#### [PROBLEM]
According to the sermon on Psalm 100, what is Susan Maury studying for her doctoral work?

The Whys and Wonders of Worship: On Singing (and Music) – Get Loud

The Whys and Wonders of Worship: On singing (and music) – Get Loud!
Psalm 100
August 19, 2018
Bill Maury-Holmes
(Sing Psalm 100 variant version)

You could do this psalm so many different ways musically.  Scat jazz, emo/screamo, gentle folk like Nick Drake or Dana Falconberry, or soaring, celebratory rock.  U2 has done that with other Psalms.  JDub reggae, like Matisyahu.  It could be set as a repetitive chant, like those of the Taize movement.  It positively begs to be translated into Spanish, with a horn section: “Cantad alegres a Dios; todas habitantes de la tierra.”  You could rap this, and I would guess that someone has.

It’s for everybody – “all the earth.”  And everybody all over the earth is going to bring something different to the musical table.  In this age of the internet one can literally pursue great music and be mesmerized from anywhere in the world.  There is no musical consensus now, if there ever was in the past.  Tibetan throat singing?  Of course.  Psychadelic trip hop from South Africa?  Find Christian Tiger School on YouTube.

Why do we sing?  Why do birds sing?  Because that’s what they do!  So too we, though there aren’t many day to day opportunities for most of us to make singing noises, joyful or otherwise.  We go through our lives speaking, whispering, occasionally shouting (not often, I hope) but many of us rarely sing.  And we thus don’t allow singing to transport us anywhere.

Our sister-in-law, Susan Maury, is doing her doctoral work on the actual benefits of groups singing together as a normal practice, before workplace meetings and the such.  She does this with a particular emphasis in the non-profit, social service world.  It’s a working set of theories that singing together lowers inter-personal resistance, and correspondingly increases  social cohesion.  It helps people get along and work together better.  The science is developing but it looks like actual productivity goes up, and so does satisfaction and even happiness in work.  Which makes a fair bit of sense.  Ask any British Premier League soccer fan about the effects of singing together, and how it moves them!

This has almost always been a hallmark of the Christian movement.  From the days of Jesus and the first disciples to the present, for two millenia Christianity has been a singing movement.  Some of the earliest known Christian documents contain verses from what scholars think were hymns, “sung theology” for the people of God.  Given that, it is interesting that in the New Testament we find almost no references to singing or music.  There is Mary and Elizabeth’s “Magnificat” in Luke, expressing the joy of the impending gift of the Christ child.  There are a couple of toss-off references in Paul’s letters to congregations about singing and one in James about doing so when feeling cheerful.  Ominously, the only reference in the four Gospels of the disciples singing with Jesus is at what is known as the Last Supper, before they all would proceed in their own ways to betray Jesus (Mt. 26:30ff).  That’s not exactly a ringing endorsement of workplace productivity and social cohesion.

So while the limited content about singing and music in the New Testament can give us some perspective as towards its relative importance – e.g., having a wonderful music program in a church isn’t as important as having a solid children’s program or doing substantial justice work with marginalized folks – it’s basic to religious community life.

[Recorded data]
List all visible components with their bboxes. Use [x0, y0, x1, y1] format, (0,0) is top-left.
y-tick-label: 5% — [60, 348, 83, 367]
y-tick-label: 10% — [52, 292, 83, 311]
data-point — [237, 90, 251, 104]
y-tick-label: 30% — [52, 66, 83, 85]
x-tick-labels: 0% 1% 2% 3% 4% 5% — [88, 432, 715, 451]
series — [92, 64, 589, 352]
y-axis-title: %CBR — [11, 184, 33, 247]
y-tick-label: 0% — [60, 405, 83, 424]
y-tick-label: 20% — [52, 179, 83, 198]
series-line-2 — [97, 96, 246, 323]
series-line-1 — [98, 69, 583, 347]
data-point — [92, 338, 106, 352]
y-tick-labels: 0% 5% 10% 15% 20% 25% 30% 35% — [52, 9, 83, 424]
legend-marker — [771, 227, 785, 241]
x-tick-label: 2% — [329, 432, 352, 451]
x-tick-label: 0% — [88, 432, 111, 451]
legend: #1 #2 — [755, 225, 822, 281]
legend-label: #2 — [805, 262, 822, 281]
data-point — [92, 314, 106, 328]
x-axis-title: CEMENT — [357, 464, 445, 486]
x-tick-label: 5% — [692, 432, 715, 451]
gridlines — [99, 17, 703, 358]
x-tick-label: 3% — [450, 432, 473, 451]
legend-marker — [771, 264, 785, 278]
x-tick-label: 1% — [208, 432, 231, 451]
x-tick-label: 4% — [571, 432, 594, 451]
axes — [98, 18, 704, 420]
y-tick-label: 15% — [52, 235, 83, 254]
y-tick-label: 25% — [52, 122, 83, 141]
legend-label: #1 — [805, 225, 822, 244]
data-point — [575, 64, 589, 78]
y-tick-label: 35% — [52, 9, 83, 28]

#### [EXERCISE SOLUTION]
The actual benefits of groups singing together as a normal practice, such as before workplace meetings, with a particular emphasis on the non-profit, social service world.